Only the number is wanted: how many lines contain the word "tabs"?

════════════════════

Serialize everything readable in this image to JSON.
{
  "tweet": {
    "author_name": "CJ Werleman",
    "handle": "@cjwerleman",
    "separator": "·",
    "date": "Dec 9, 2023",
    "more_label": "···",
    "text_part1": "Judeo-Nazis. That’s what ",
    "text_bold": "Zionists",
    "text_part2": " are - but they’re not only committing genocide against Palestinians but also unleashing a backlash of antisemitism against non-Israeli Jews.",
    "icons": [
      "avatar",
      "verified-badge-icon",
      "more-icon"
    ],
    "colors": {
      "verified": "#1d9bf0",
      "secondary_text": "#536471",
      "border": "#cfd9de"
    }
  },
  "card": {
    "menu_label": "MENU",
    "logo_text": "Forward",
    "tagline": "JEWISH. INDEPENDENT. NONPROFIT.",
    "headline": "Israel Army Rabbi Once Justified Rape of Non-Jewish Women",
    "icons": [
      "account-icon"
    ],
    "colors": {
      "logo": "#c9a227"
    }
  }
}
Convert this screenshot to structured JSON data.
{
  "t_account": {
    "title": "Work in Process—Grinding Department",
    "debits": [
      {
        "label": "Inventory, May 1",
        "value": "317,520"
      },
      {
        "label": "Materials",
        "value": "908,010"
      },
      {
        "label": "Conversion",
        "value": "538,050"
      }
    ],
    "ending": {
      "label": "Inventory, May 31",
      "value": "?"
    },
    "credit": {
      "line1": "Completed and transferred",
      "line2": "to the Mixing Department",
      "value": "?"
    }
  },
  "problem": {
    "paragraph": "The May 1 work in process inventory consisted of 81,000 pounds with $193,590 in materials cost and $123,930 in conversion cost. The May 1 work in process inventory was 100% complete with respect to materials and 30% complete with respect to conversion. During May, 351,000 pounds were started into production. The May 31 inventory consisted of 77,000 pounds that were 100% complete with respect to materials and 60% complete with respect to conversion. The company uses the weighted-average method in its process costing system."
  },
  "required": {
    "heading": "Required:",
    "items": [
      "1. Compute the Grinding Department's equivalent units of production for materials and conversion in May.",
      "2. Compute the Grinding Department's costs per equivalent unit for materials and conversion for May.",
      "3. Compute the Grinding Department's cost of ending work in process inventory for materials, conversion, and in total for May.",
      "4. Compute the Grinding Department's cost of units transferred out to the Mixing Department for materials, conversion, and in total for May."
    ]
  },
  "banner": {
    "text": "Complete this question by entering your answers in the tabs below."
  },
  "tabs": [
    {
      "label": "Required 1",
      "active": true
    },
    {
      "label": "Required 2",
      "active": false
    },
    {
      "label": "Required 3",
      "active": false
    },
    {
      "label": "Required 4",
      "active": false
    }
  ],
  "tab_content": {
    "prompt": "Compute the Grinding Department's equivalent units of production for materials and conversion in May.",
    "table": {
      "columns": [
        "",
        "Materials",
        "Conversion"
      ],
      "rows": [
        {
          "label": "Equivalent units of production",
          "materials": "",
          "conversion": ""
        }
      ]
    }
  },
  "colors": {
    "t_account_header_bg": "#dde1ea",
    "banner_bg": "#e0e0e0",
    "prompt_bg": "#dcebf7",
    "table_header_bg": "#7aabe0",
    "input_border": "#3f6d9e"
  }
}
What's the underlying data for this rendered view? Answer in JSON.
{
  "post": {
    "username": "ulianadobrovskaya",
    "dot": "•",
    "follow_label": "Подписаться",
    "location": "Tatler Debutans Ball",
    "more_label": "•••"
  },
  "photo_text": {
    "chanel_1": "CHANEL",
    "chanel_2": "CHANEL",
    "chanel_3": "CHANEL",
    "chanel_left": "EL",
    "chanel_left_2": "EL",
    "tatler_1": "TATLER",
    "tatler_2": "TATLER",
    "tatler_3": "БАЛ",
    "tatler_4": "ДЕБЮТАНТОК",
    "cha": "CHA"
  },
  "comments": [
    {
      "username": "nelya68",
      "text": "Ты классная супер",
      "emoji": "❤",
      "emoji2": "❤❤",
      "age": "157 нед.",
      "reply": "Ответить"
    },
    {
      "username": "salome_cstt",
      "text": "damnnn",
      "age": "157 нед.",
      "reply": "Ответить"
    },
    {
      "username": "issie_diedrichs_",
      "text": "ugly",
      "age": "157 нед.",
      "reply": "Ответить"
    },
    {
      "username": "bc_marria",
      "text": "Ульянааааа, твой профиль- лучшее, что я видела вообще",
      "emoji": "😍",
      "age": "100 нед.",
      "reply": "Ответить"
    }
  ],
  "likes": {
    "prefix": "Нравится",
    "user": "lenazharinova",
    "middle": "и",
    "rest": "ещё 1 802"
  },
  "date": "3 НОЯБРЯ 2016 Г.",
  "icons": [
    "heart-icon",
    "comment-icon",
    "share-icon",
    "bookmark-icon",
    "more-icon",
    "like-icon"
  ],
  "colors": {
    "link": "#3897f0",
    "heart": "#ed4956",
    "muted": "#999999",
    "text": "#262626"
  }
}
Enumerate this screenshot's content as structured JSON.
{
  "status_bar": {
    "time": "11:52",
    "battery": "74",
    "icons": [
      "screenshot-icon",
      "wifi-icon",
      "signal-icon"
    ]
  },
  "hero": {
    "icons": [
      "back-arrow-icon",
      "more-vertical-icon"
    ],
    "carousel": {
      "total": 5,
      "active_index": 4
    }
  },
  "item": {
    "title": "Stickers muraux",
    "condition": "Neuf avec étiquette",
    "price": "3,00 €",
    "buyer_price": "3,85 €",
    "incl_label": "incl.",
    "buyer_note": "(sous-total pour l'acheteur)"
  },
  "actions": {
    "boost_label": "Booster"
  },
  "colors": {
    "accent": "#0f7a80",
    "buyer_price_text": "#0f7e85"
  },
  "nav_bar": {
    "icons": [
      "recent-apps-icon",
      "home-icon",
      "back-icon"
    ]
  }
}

════════════════════

### OUTPUT BELOW
2